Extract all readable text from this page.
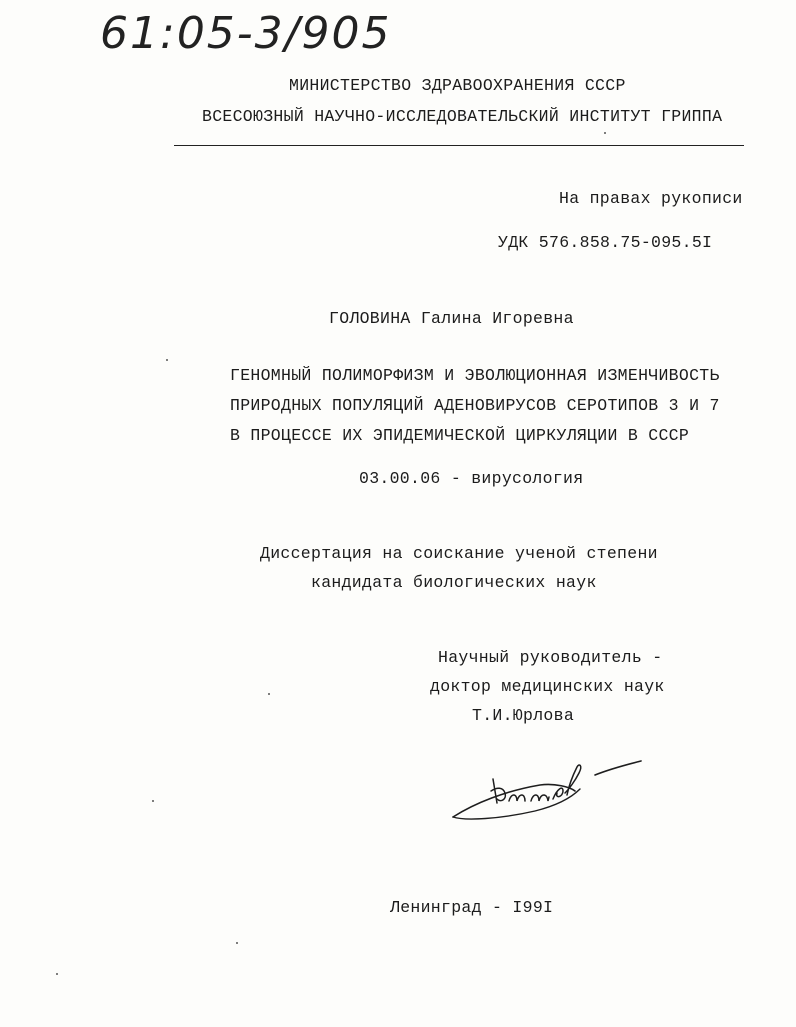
61:05-3/905
МИНИСТЕРСТВО ЗДРАВООХРАНЕНИЯ СССР
ВСЕСОЮЗНЫЙ НАУЧНО-ИССЛЕДОВАТЕЛЬСКИЙ ИНСТИТУТ ГРИППА
На правах рукописи
УДК 576.858.75-095.5I
ГОЛОВИНА Галина Игоревна
ГЕНОМНЫЙ ПОЛИМОРФИЗМ И ЭВОЛЮЦИОННАЯ ИЗМЕНЧИВОСТЬ
ПРИРОДНЫХ ПОПУЛЯЦИЙ АДЕНОВИРУСОВ СЕРОТИПОВ 3 И 7
В ПРОЦЕССЕ ИХ ЭПИДЕМИЧЕСКОЙ ЦИРКУЛЯЦИИ В СССР
03.00.06 - вирусология
Диссертация на соискание ученой степени
кандидата биологических наук
Научный руководитель -
доктор медицинских наук
Т.И.Юрлова
Ленинград - I99I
——————
▶ [Objective]:
Every record above must be given again exactly; drop the pictures.

▶ [Task output]:
Extract all readable text from this page.
61:05-3/905
МИНИСТЕРСТВО ЗДРАВООХРАНЕНИЯ СССР
ВСЕСОЮЗНЫЙ НАУЧНО-ИССЛЕДОВАТЕЛЬСКИЙ ИНСТИТУТ ГРИППА
На правах рукописи
УДК 576.858.75-095.5I
ГОЛОВИНА Галина Игоревна
ГЕНОМНЫЙ ПОЛИМОРФИЗМ И ЭВОЛЮЦИОННАЯ ИЗМЕНЧИВОСТЬ
ПРИРОДНЫХ ПОПУЛЯЦИЙ АДЕНОВИРУСОВ СЕРОТИПОВ 3 И 7
В ПРОЦЕССЕ ИХ ЭПИДЕМИЧЕСКОЙ ЦИРКУЛЯЦИИ В СССР
03.00.06 - вирусология
Диссертация на соискание ученой степени
кандидата биологических наук
Научный руководитель -
доктор медицинских наук
Т.И.Юрлова
Ленинград - I99I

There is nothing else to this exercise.